- **Data listing**:
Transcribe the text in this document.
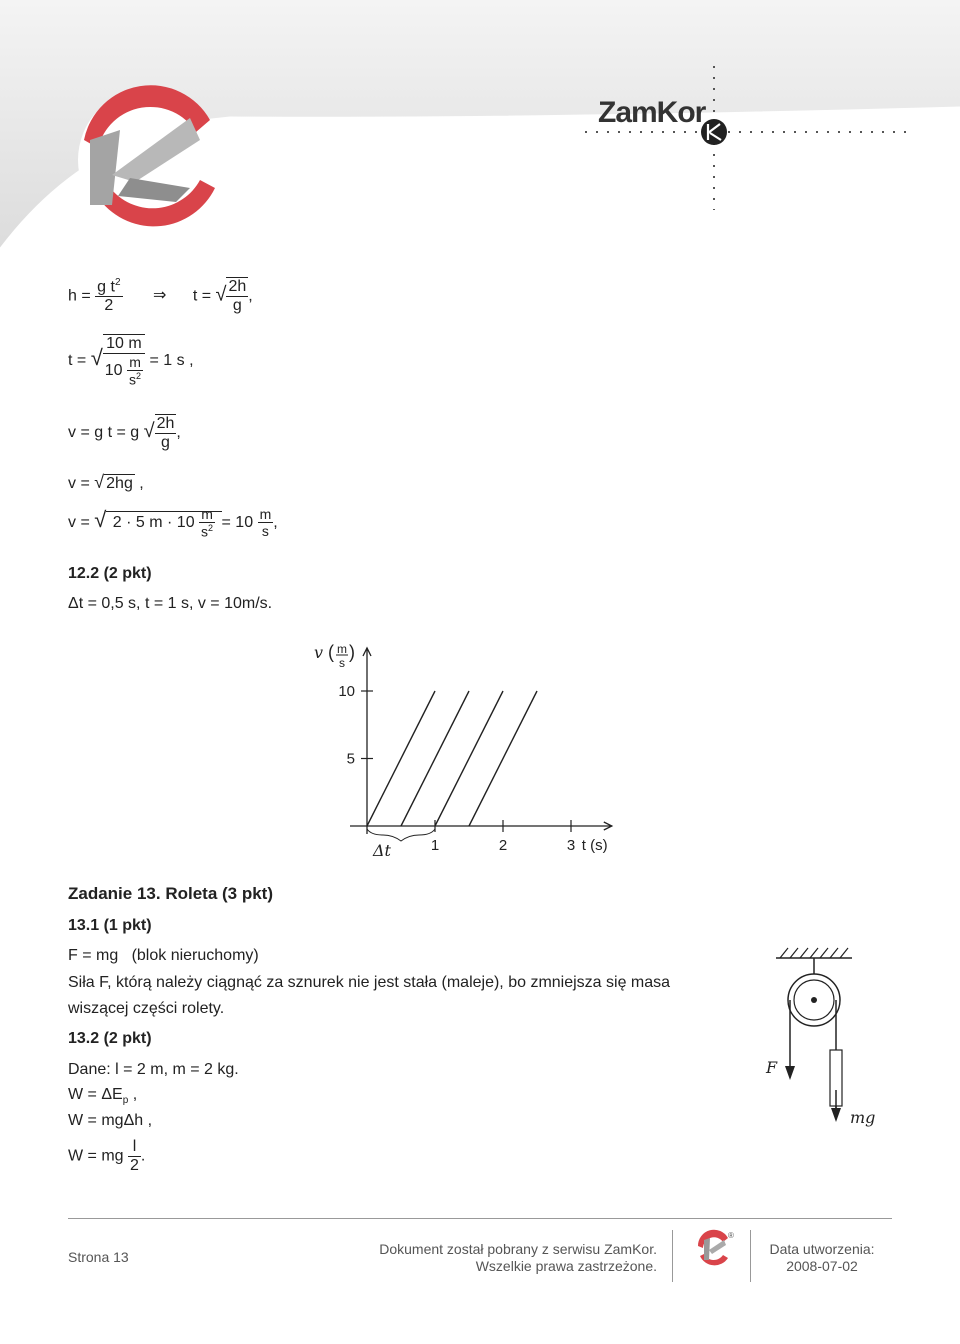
ZamKor
$h = \frac{g t^2}{2}$ ⇒ t = √ $\frac{2h}{g}$ ,
t = √ $\frac{10 m}{10 \frac{m}{s^2}} = 1$ s ,
v = g t = g √ $\frac{2h}{g}$ ,
v = √ 2hg ,
v = √ 2 · 5 $m \cdot 10 \frac{m}{s^2} = 10 \frac{m}{s}$ ,
12.2 (2 pkt)
Δt = 0,5 s, t = 1 s, v = 10m/s.
10
5
1	2	3 t (s)
v ( m
s
)
Δt
Zadanie 13. Roleta (3 pkt)
13.1 (1 pkt)
F = mg (blok nieruchomy)
Siła F, którą należy ciągnąć za sznurek nie jest stała (maleje), bo zmniejsza się masa
wiszącej części rolety.
13.2 (2 pkt)
Dane: l = 2 m, m = 2 kg.
$W = \Delta E_p$ ,
W = mgΔh ,
W = mg $\frac{l}{2}$ .
F
mg
Strona 13	Dokument został pobrany z serwisu ZamKor.
Wszelkie prawa zastrzeżone.
®
Data utworzenia:
2008-07-02
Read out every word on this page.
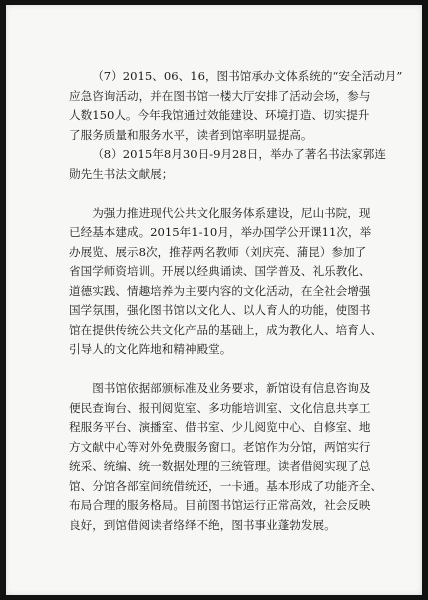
（7）2015、06、16，图书馆承办文体系统的“安全活动月”
应急咨询活动，并在图书馆一楼大厅安排了活动会场，参与
人数150人。今年我馆通过效能建设、环境打造、切实提升
了服务质量和服务水平，读者到馆率明显提高。
（8）2015年8月30日-9月28日，举办了著名书法家郭连
勋先生书法文献展；
为强力推进现代公共文化服务体系建设，尼山书院，现
已经基本建成。2015年1-10月，举办国学公开课11次，举
办展览、展示8次，推荐两名教师（刘庆亮、蒲昆）参加了
省国学师资培训。开展以经典诵读、国学普及、礼乐教化、
道德实践、情趣培养为主要内容的文化活动，在全社会增强
国学氛围，强化图书馆以文化人、以人育人的功能，使图书
馆在提供传统公共文化产品的基础上，成为教化人、培育人、
引导人的文化阵地和精神殿堂。
图书馆依据部颁标准及业务要求，新馆设有信息咨询及
便民查询台、报刊阅览室、多功能培训室、文化信息共享工
程服务平台、演播室、借书室、少儿阅览中心、自修室、地
方文献中心等对外免费服务窗口。老馆作为分馆，两馆实行
统采、统编、统一数据处理的三统管理。读者借阅实现了总
馆、分馆各部室间统借统还，一卡通。基本形成了功能齐全、
布局合理的服务格局。目前图书馆运行正常高效，社会反映
良好，到馆借阅读者络绎不绝，图书事业蓬勃发展。
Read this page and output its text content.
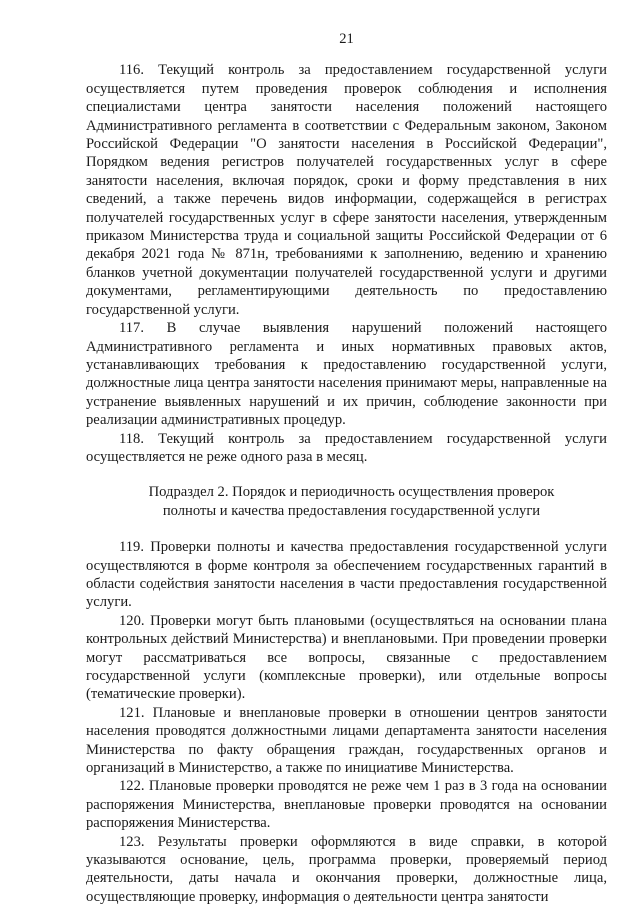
21

116. Текущий контроль за предоставлением государственной услуги осуществляется путем проведения проверок соблюдения и исполнения специалистами центра занятости населения положений настоящего Административного регламента в соответствии с Федеральным законом, Законом Российской Федерации "О занятости населения в Российской Федерации", Порядком ведения регистров получателей государственных услуг в сфере занятости населения, включая порядок, сроки и форму представления в них сведений, а также перечень видов информации, содержащейся в регистрах получателей государственных услуг в сфере занятости населения, утвержденным приказом Министерства труда и социальной защиты Российской Федерации от 6 декабря 2021 года № 871н, требованиями к заполнению, ведению и хранению бланков учетной документации получателей государственной услуги и другими документами, регламентирующими деятельность по предоставлению государственной услуги.

117. В случае выявления нарушений положений настоящего Административного регламента и иных нормативных правовых актов, устанавливающих требования к предоставлению государственной услуги, должностные лица центра занятости населения принимают меры, направленные на устранение выявленных нарушений и их причин, соблюдение законности при реализации административных процедур.

118. Текущий контроль за предоставлением государственной услуги осуществляется не реже одного раза в месяц.

Подраздел 2. Порядок и периодичность осуществления проверок
полноты и качества предоставления государственной услуги

119. Проверки полноты и качества предоставления государственной услуги осуществляются в форме контроля за обеспечением государственных гарантий в области содействия занятости населения в части предоставления государственной услуги.

120. Проверки могут быть плановыми (осуществляться на основании плана контрольных действий Министерства) и внеплановыми. При проведении проверки могут рассматриваться все вопросы, связанные с предоставлением государственной услуги (комплексные проверки), или отдельные вопросы (тематические проверки).

121. Плановые и внеплановые проверки в отношении центров занятости населения проводятся должностными лицами департамента занятости населения Министерства по факту обращения граждан, государственных органов и организаций в Министерство, а также по инициативе Министерства.

122. Плановые проверки проводятся не реже чем 1 раз в 3 года на основании распоряжения Министерства, внеплановые проверки проводятся на основании распоряжения Министерства.

123. Результаты проверки оформляются в виде справки, в которой указываются основание, цель, программа проверки, проверяемый период деятельности, даты начала и окончания проверки, должностные лица, осуществляющие проверку, информация о деятельности центра занятости
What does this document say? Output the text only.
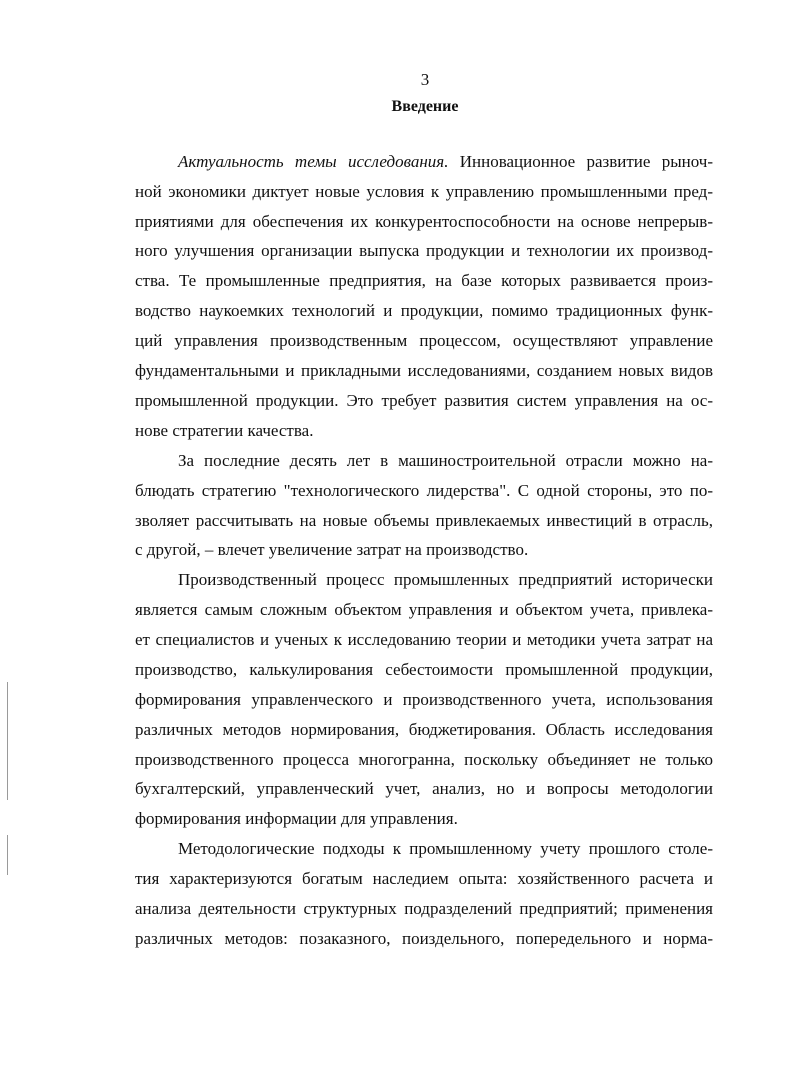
3
Введение
Актуальность темы исследования. Инновационное развитие рыноч-
ной экономики диктует новые условия к управлению промышленными пред-
приятиями для обеспечения их конкурентоспособности на основе непрерыв-
ного улучшения организации выпуска продукции и технологии их производ-
ства. Те промышленные предприятия, на базе которых развивается произ-
водство наукоемких технологий и продукции, помимо традиционных функ-
ций управления производственным процессом, осуществляют управление
фундаментальными и прикладными исследованиями, созданием новых видов
промышленной продукции. Это требует развития систем управления на ос-
нове стратегии качества.
За последние десять лет в машиностроительной отрасли можно на-
блюдать стратегию "технологического лидерства". С одной стороны, это по-
зволяет рассчитывать на новые объемы привлекаемых инвестиций в отрасль,
с другой, – влечет увеличение затрат на производство.
Производственный процесс промышленных предприятий исторически
является самым сложным объектом управления и объектом учета, привлека-
ет специалистов и ученых к исследованию теории и методики учета затрат на
производство, калькулирования себестоимости промышленной продукции,
формирования управленческого и производственного учета, использования
различных методов нормирования, бюджетирования. Область исследования
производственного процесса многогранна, поскольку объединяет не только
бухгалтерский, управленческий учет, анализ, но и вопросы методологии
формирования информации для управления.
Методологические подходы к промышленному учету прошлого столе-
тия характеризуются богатым наследием опыта: хозяйственного расчета и
анализа деятельности структурных подразделений предприятий; применения
различных методов: позаказного, поиздельного, попередельного и норма-
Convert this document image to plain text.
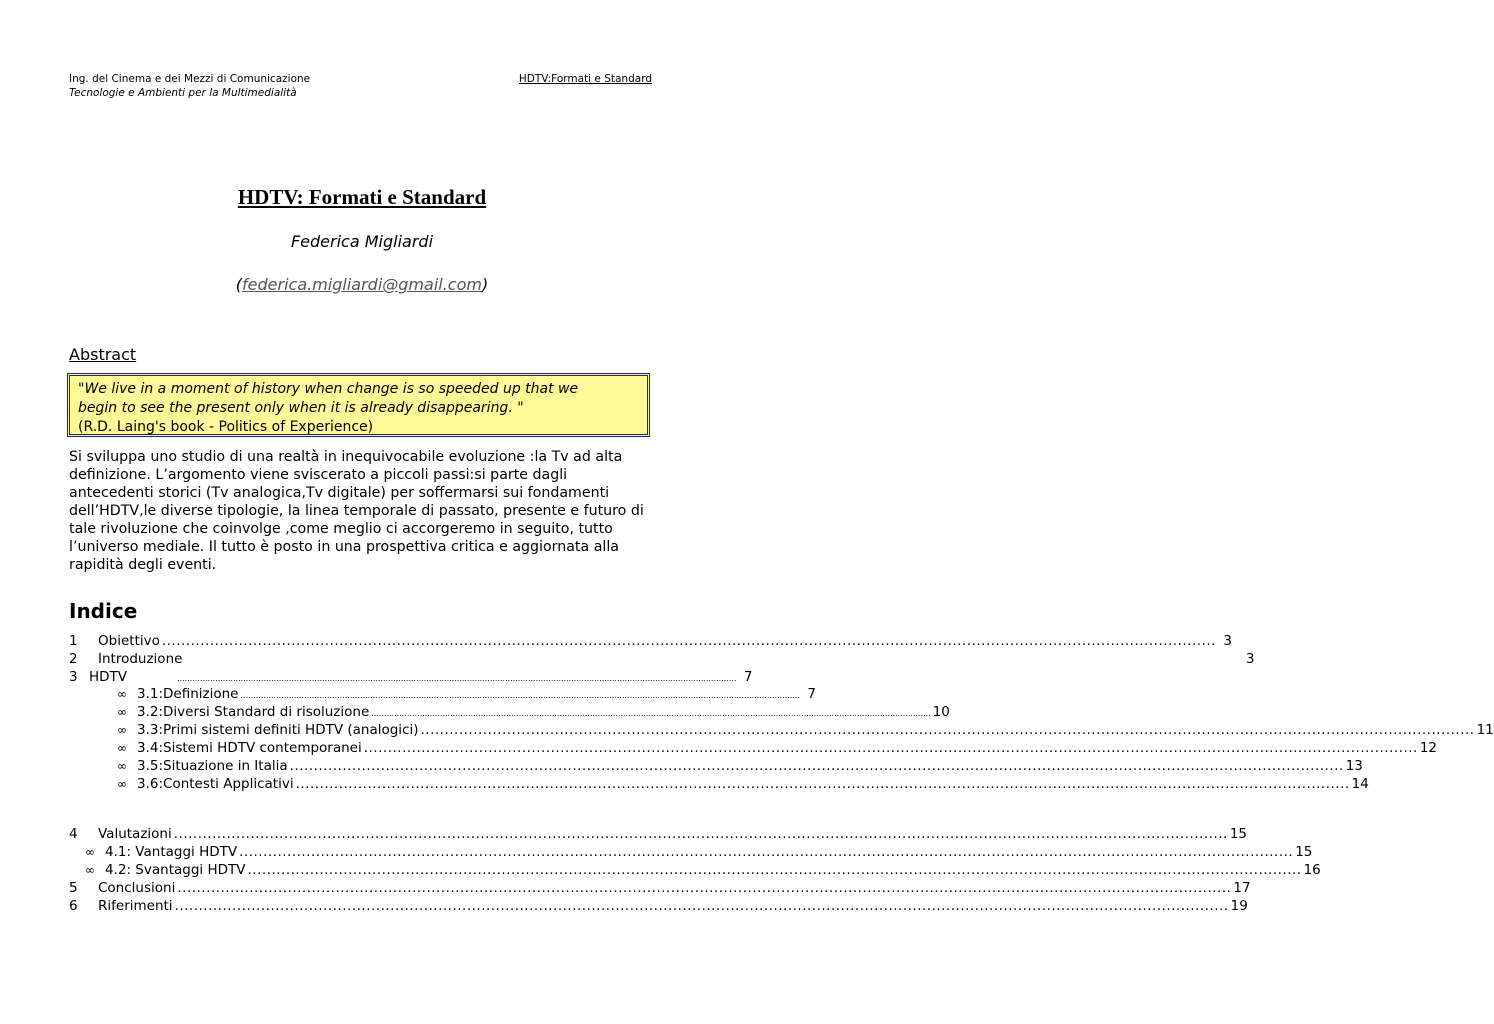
Ing. del Cinema e dei Mezzi di Comunicazione
Tecnologie e Ambienti per la Multimedialità
HDTV:Formati e Standard
HDTV: Formati e Standard
Federica Migliardi
(federica.migliardi@gmail.com)
Abstract
"We live in a moment of history when change is so speeded up that we
begin to see the present only when it is already disappearing. "
(R.D. Laing's book - Politics of Experience)
Si sviluppa uno studio di una realtà in inequivocabile evoluzione :la Tv ad alta definizione. L’argomento viene sviscerato a piccoli passi:si parte dagli antecedenti storici (Tv analogica,Tv digitale) per soffermarsi sui fondamenti dell’HDTV,le diverse tipologie, la linea temporale di passato, presente e futuro di tale rivoluzione che coinvolge ,come meglio ci accorgeremo in seguito, tutto l’universo mediale. Il tutto è posto in una prospettiva critica e aggiornata alla rapidità degli eventi.
Indice
1	Obiettivo ............................................................................................................................................................................................................................ 3
2	Introduzione	3
3 HDTV	............................................................................................................................................................................................................................ 7
∞ 3.1:Definizione ............................................................................................................................................................................................................................ 7
∞ 3.2:Diversi Standard di risoluzione ............................................................................................................................................................................................................................ 10
∞ 3.3:Primi sistemi definiti HDTV (analogici) ............................................................................................................................................................................................................................ 11
∞ 3.4:Sistemi HDTV contemporanei ............................................................................................................................................................................................................................ 12
∞ 3.5:Situazione in Italia ............................................................................................................................................................................................................................ 13
∞ 3.6:Contesti Applicativi ............................................................................................................................................................................................................................ 14
4	Valutazioni ............................................................................................................................................................................................................................ 15
∞ 4.1: Vantaggi HDTV ............................................................................................................................................................................................................................ 15
∞ 4.2: Svantaggi HDTV ............................................................................................................................................................................................................................ 16
5	Conclusioni ............................................................................................................................................................................................................................ 17
6	Riferimenti ............................................................................................................................................................................................................................ 19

- **Challenge**: In the lines above, locate the string "полноты". Copy every line where it occurs.

- **Task answer**:
полноты и качества предоставления государственной услуги
119. Проверки полноты и качества предоставления государственной услуги осуществляются в форме контроля за обеспечением государственных гарантий в области содействия занятости населения в части предоставления государственной услуги.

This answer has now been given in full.